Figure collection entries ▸
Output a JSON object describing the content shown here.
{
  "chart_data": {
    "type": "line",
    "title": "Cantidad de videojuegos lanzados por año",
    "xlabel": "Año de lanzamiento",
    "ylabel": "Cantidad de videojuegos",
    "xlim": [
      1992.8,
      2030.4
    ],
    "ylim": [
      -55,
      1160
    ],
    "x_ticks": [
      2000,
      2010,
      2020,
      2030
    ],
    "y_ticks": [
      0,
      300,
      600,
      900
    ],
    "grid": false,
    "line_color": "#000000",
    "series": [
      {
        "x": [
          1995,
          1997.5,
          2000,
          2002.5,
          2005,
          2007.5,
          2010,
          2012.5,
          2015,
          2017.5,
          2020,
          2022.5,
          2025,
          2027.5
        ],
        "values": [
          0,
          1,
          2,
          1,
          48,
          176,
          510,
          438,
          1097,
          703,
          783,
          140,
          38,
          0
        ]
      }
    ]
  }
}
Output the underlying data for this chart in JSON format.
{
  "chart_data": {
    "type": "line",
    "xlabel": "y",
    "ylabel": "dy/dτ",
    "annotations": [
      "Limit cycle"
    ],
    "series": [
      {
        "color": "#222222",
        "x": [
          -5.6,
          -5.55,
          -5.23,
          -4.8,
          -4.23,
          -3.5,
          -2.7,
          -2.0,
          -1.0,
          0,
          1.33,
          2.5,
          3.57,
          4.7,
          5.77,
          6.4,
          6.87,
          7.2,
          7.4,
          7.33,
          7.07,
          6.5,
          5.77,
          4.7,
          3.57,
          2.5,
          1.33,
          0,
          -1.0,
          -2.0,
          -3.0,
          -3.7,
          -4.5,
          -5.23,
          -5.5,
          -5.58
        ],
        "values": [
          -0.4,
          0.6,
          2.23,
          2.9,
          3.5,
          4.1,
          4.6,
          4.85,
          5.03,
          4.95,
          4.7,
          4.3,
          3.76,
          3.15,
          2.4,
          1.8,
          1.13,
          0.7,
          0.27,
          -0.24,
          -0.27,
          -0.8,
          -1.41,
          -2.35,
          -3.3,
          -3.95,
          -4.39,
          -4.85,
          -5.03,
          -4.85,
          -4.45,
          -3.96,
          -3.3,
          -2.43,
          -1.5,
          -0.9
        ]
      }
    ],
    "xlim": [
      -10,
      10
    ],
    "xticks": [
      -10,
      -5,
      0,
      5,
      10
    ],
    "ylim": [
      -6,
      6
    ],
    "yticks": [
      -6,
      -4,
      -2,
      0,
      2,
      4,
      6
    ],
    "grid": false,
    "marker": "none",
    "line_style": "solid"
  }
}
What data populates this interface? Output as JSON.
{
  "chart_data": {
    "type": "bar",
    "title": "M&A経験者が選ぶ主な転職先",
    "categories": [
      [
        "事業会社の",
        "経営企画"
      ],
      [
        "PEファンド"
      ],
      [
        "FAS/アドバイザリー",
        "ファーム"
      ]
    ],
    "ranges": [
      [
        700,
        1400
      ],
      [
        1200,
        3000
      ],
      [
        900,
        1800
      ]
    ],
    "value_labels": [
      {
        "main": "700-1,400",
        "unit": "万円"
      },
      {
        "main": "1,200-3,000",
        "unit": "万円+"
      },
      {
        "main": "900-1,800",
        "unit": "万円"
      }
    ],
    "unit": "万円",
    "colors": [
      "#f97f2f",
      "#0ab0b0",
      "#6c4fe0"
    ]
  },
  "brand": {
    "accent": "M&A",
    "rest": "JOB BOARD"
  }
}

What this task involves ▸ Make an exact copy of all the data.

Answer in full ▸
Output a JSON object describing the content shown here.
{
  "chart_data": {
    "type": "line",
    "title": "Cantidad de videojuegos lanzados por año",
    "xlabel": "Año de lanzamiento",
    "ylabel": "Cantidad de videojuegos",
    "xlim": [
      1992.8,
      2030.4
    ],
    "ylim": [
      -55,
      1160
    ],
    "x_ticks": [
      2000,
      2010,
      2020,
      2030
    ],
    "y_ticks": [
      0,
      300,
      600,
      900
    ],
    "grid": false,
    "line_color": "#000000",
    "series": [
      {
        "x": [
          1995,
          1997.5,
          2000,
          2002.5,
          2005,
          2007.5,
          2010,
          2012.5,
          2015,
          2017.5,
          2020,
          2022.5,
          2025,
          2027.5
        ],
        "values": [
          0,
          1,
          2,
          1,
          48,
          176,
          510,
          438,
          1097,
          703,
          783,
          140,
          38,
          0
        ]
      }
    ]
  }
}
Output the underlying data for this chart in JSON format.
{
  "chart_data": {
    "type": "line",
    "xlabel": "y",
    "ylabel": "dy/dτ",
    "annotations": [
      "Limit cycle"
    ],
    "series": [
      {
        "color": "#222222",
        "x": [
          -5.6,
          -5.55,
          -5.23,
          -4.8,
          -4.23,
          -3.5,
          -2.7,
          -2.0,
          -1.0,
          0,
          1.33,
          2.5,
          3.57,
          4.7,
          5.77,
          6.4,
          6.87,
          7.2,
          7.4,
          7.33,
          7.07,
          6.5,
          5.77,
          4.7,
          3.57,
          2.5,
          1.33,
          0,
          -1.0,
          -2.0,
          -3.0,
          -3.7,
          -4.5,
          -5.23,
          -5.5,
          -5.58
        ],
        "values": [
          -0.4,
          0.6,
          2.23,
          2.9,
          3.5,
          4.1,
          4.6,
          4.85,
          5.03,
          4.95,
          4.7,
          4.3,
          3.76,
          3.15,
          2.4,
          1.8,
          1.13,
          0.7,
          0.27,
          -0.24,
          -0.27,
          -0.8,
          -1.41,
          -2.35,
          -3.3,
          -3.95,
          -4.39,
          -4.85,
          -5.03,
          -4.85,
          -4.45,
          -3.96,
          -3.3,
          -2.43,
          -1.5,
          -0.9
        ]
      }
    ],
    "xlim": [
      -10,
      10
    ],
    "xticks": [
      -10,
      -5,
      0,
      5,
      10
    ],
    "ylim": [
      -6,
      6
    ],
    "yticks": [
      -6,
      -4,
      -2,
      0,
      2,
      4,
      6
    ],
    "grid": false,
    "marker": "none",
    "line_style": "solid"
  }
}
What data populates this interface? Output as JSON.
{
  "chart_data": {
    "type": "bar",
    "title": "M&A経験者が選ぶ主な転職先",
    "categories": [
      [
        "事業会社の",
        "経営企画"
      ],
      [
        "PEファンド"
      ],
      [
        "FAS/アドバイザリー",
        "ファーム"
      ]
    ],
    "ranges": [
      [
        700,
        1400
      ],
      [
        1200,
        3000
      ],
      [
        900,
        1800
      ]
    ],
    "value_labels": [
      {
        "main": "700-1,400",
        "unit": "万円"
      },
      {
        "main": "1,200-3,000",
        "unit": "万円+"
      },
      {
        "main": "900-1,800",
        "unit": "万円"
      }
    ],
    "unit": "万円",
    "colors": [
      "#f97f2f",
      "#0ab0b0",
      "#6c4fe0"
    ]
  },
  "brand": {
    "accent": "M&A",
    "rest": "JOB BOARD"
  }
}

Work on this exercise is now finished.